Data listing:

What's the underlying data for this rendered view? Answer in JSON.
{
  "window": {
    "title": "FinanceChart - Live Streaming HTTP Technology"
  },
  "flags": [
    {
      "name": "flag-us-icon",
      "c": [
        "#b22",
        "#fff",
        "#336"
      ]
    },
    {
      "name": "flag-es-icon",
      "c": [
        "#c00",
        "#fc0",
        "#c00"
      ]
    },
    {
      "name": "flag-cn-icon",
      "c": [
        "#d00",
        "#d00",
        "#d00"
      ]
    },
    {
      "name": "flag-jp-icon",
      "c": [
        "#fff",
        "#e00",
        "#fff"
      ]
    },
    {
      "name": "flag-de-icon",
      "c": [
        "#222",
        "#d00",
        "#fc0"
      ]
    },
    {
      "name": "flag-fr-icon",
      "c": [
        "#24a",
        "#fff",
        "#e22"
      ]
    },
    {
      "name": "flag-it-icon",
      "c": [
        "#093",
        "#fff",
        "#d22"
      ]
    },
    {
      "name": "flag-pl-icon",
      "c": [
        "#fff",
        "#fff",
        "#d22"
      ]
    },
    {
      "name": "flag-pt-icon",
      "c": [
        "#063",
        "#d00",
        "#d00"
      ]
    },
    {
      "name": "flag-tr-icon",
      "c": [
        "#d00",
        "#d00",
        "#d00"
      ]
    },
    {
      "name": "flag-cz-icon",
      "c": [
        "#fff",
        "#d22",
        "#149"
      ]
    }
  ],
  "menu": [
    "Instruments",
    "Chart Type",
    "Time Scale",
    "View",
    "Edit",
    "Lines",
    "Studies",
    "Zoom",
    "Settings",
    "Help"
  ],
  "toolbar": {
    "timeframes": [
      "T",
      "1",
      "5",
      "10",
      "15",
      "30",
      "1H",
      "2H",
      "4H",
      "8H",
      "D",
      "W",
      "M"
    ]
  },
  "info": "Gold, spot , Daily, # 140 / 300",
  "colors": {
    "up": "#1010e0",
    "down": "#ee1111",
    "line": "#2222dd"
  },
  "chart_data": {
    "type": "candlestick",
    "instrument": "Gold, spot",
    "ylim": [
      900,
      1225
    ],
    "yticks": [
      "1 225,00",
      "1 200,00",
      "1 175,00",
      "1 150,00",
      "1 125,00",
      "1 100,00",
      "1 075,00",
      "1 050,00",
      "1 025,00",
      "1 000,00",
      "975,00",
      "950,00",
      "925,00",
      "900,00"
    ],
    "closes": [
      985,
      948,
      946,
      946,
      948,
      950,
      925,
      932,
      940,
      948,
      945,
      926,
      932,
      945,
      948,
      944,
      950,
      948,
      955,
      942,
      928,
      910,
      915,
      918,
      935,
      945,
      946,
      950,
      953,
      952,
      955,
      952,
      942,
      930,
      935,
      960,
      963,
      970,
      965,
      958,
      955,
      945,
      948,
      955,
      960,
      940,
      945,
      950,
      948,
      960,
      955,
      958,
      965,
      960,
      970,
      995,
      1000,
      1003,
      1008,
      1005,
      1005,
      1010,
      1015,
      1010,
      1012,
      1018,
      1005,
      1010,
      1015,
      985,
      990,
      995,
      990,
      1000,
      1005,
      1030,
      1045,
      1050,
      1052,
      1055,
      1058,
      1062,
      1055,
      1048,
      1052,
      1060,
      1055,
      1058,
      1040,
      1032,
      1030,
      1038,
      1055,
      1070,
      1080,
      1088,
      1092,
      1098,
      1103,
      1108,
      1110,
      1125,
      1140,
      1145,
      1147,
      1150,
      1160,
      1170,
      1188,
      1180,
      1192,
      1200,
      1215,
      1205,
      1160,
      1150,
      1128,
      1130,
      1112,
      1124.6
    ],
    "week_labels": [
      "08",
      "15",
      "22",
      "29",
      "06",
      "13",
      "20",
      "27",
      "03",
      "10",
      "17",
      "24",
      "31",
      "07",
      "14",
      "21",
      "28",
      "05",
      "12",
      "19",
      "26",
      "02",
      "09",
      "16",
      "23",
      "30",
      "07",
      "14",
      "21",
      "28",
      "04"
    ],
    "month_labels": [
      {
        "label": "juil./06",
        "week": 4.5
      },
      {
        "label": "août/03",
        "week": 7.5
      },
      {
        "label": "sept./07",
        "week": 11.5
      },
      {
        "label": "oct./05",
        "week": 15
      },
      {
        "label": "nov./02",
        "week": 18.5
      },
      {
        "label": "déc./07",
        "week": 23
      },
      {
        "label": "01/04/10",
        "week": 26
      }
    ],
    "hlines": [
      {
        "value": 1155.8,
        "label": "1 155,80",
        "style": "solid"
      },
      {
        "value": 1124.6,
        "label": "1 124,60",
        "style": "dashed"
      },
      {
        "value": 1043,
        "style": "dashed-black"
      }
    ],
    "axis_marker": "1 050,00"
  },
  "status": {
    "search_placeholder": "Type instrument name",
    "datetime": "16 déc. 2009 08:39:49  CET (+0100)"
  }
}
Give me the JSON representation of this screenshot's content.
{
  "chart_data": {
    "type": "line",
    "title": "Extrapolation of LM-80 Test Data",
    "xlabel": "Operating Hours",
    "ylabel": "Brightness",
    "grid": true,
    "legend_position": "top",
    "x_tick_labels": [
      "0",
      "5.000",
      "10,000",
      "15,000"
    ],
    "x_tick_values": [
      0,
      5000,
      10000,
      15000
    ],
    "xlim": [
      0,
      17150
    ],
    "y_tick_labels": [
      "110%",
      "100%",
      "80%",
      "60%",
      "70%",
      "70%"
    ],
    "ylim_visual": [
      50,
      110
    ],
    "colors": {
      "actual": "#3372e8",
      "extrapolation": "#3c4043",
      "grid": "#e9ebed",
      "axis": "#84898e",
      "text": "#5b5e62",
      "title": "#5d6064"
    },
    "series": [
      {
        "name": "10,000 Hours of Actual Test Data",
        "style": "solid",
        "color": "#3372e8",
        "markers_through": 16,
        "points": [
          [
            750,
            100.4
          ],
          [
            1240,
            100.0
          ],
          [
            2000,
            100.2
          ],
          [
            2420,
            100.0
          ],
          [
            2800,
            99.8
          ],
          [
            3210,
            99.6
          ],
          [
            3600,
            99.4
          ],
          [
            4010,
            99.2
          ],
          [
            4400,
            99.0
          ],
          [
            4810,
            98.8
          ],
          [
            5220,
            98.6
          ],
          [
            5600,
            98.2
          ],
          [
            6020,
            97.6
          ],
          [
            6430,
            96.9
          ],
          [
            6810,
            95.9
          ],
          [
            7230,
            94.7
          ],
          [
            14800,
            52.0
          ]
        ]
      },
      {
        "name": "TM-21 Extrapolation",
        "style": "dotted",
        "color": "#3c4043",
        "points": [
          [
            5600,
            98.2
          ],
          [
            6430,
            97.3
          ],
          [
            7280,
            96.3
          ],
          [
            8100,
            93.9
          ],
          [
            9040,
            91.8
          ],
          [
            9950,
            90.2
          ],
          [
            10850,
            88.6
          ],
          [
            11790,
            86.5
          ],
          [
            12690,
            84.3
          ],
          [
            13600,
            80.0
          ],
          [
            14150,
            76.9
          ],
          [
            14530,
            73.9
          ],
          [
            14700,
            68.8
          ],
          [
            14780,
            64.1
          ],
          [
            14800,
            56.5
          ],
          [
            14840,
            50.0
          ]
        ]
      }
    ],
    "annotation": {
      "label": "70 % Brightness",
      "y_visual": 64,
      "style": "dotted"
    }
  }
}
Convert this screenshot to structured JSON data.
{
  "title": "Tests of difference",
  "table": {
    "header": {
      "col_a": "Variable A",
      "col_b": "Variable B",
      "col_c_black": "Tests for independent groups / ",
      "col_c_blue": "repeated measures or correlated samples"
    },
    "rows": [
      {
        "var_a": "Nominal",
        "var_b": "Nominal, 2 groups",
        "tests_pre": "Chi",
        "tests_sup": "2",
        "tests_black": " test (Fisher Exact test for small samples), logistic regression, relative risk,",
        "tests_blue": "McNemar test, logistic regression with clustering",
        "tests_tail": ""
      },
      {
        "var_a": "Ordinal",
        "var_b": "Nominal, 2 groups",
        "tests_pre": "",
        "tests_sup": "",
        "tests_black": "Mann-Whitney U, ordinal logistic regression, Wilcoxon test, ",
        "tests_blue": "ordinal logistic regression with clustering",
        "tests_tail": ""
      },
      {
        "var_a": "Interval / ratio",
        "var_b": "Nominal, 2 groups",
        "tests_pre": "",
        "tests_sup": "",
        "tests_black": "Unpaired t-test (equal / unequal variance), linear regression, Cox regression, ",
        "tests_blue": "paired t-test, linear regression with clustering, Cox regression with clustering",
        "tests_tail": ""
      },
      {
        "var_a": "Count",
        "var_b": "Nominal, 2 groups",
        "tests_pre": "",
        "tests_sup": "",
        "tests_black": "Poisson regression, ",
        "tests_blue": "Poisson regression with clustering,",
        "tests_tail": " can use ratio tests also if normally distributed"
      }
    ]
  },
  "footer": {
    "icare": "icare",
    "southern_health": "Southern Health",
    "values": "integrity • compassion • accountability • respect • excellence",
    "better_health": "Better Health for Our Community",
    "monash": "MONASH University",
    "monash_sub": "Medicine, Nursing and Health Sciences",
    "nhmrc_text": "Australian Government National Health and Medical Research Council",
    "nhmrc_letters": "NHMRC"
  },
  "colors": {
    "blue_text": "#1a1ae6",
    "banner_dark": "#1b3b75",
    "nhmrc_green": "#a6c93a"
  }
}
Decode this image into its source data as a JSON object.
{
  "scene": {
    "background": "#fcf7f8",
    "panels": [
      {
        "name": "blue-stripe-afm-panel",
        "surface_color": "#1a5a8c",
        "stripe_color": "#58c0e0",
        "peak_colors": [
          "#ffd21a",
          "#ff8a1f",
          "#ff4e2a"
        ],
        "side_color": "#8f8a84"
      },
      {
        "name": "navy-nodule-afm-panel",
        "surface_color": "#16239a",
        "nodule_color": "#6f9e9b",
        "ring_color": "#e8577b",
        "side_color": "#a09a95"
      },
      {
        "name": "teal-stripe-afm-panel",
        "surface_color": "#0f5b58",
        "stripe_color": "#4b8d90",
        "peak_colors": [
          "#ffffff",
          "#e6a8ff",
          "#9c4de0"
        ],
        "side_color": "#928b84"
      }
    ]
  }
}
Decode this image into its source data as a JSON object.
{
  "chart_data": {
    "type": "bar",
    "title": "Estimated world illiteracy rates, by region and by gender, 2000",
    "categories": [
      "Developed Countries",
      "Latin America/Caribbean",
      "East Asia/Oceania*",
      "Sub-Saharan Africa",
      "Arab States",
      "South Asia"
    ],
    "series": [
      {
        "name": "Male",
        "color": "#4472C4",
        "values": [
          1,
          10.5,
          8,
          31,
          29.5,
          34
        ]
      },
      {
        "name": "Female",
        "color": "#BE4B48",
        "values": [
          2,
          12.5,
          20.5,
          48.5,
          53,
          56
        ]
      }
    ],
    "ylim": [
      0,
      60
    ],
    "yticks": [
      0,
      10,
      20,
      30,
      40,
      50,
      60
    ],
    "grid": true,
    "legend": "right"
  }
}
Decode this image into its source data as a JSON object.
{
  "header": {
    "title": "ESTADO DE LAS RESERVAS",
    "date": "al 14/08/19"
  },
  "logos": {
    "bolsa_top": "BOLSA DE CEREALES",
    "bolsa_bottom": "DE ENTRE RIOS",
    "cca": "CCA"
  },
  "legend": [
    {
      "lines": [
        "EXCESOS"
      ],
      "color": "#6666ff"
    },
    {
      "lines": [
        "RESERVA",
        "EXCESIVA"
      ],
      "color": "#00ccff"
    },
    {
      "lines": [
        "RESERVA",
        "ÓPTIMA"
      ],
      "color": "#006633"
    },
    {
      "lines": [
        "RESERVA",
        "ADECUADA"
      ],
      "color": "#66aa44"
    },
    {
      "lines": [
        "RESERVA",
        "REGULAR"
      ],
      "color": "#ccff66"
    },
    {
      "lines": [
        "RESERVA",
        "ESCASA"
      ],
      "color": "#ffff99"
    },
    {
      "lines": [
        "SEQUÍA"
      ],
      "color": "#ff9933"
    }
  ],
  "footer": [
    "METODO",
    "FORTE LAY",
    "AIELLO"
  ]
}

Directions for this task:
Among the lines of the material, find those that hold the word "with" and copy them.

Worked solution:
        "tests_blue": "McNemar test, logistic regression with clustering",
        "tests_blue": "ordinal logistic regression with clustering",
        "tests_blue": "paired t-test, linear regression with clustering, Cox regression with clustering",
        "tests_blue": "Poisson regression with clustering,",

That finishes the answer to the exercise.